**Given problem:** Below are some records; repeat them all exactly, minus the pictures.

start

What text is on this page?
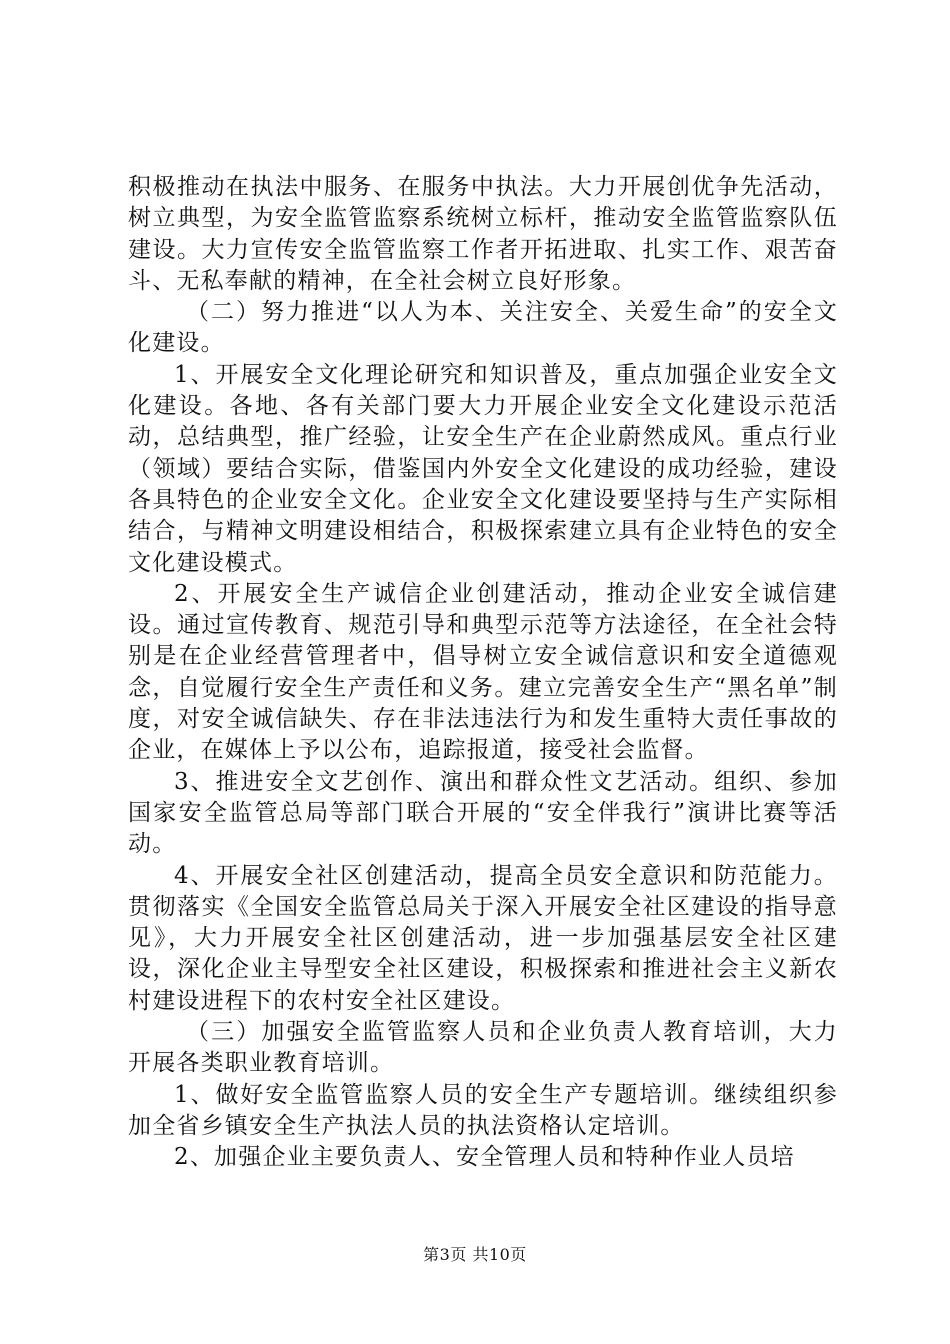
积极推动在执法中服务、在服务中执法。大力开展创优争先活动，树立典型，为安全监管监察系统树立标杆，推动安全监管监察队伍建设。大力宣传安全监管监察工作者开拓进取、扎实工作、艰苦奋斗、无私奉献的精神，在全社会树立良好形象。

（二）努力推进“以人为本、关注安全、关爱生命”的安全文化建设。

1、开展安全文化理论研究和知识普及，重点加强企业安全文化建设。各地、各有关部门要大力开展企业安全文化建设示范活动，总结典型，推广经验，让安全生产在企业蔚然成风。重点行业（领域）要结合实际，借鉴国内外安全文化建设的成功经验，建设各具特色的企业安全文化。企业安全文化建设要坚持与生产实际相结合，与精神文明建设相结合，积极探索建立具有企业特色的安全文化建设模式。

2、开展安全生产诚信企业创建活动，推动企业安全诚信建设。通过宣传教育、规范引导和典型示范等方法途径，在全社会特别是在企业经营管理者中，倡导树立安全诚信意识和安全道德观念，自觉履行安全生产责任和义务。建立完善安全生产“黑名单”制度，对安全诚信缺失、存在非法违法行为和发生重特大责任事故的企业，在媒体上予以公布，追踪报道，接受社会监督。

3、推进安全文艺创作、演出和群众性文艺活动。组织、参加国家安全监管总局等部门联合开展的“安全伴我行”演讲比赛等活动。

4、开展安全社区创建活动，提高全员安全意识和防范能力。贯彻落实《全国安全监管总局关于深入开展安全社区建设的指导意见》，大力开展安全社区创建活动，进一步加强基层安全社区建设，深化企业主导型安全社区建设，积极探索和推进社会主义新农村建设进程下的农村安全社区建设。

（三）加强安全监管监察人员和企业负责人教育培训，大力开展各类职业教育培训。

1、做好安全监管监察人员的安全生产专题培训。继续组织参加全省乡镇安全生产执法人员的执法资格认定培训。

2、加强企业主要负责人、安全管理人员和特种作业人员培

第3页 共10页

end

**Solved problem:**
What text is on this page?
积极推动在执法中服务、在服务中执法。大力开展创优争先活动，树立典型，为安全监管监察系统树立标杆，推动安全监管监察队伍建设。大力宣传安全监管监察工作者开拓进取、扎实工作、艰苦奋斗、无私奉献的精神，在全社会树立良好形象。

（二）努力推进“以人为本、关注安全、关爱生命”的安全文化建设。

1、开展安全文化理论研究和知识普及，重点加强企业安全文化建设。各地、各有关部门要大力开展企业安全文化建设示范活动，总结典型，推广经验，让安全生产在企业蔚然成风。重点行业（领域）要结合实际，借鉴国内外安全文化建设的成功经验，建设各具特色的企业安全文化。企业安全文化建设要坚持与生产实际相结合，与精神文明建设相结合，积极探索建立具有企业特色的安全文化建设模式。

2、开展安全生产诚信企业创建活动，推动企业安全诚信建设。通过宣传教育、规范引导和典型示范等方法途径，在全社会特别是在企业经营管理者中，倡导树立安全诚信意识和安全道德观念，自觉履行安全生产责任和义务。建立完善安全生产“黑名单”制度，对安全诚信缺失、存在非法违法行为和发生重特大责任事故的企业，在媒体上予以公布，追踪报道，接受社会监督。

3、推进安全文艺创作、演出和群众性文艺活动。组织、参加国家安全监管总局等部门联合开展的“安全伴我行”演讲比赛等活动。

4、开展安全社区创建活动，提高全员安全意识和防范能力。贯彻落实《全国安全监管总局关于深入开展安全社区建设的指导意见》，大力开展安全社区创建活动，进一步加强基层安全社区建设，深化企业主导型安全社区建设，积极探索和推进社会主义新农村建设进程下的农村安全社区建设。

（三）加强安全监管监察人员和企业负责人教育培训，大力开展各类职业教育培训。

1、做好安全监管监察人员的安全生产专题培训。继续组织参加全省乡镇安全生产执法人员的执法资格认定培训。

2、加强企业主要负责人、安全管理人员和特种作业人员培

第3页 共10页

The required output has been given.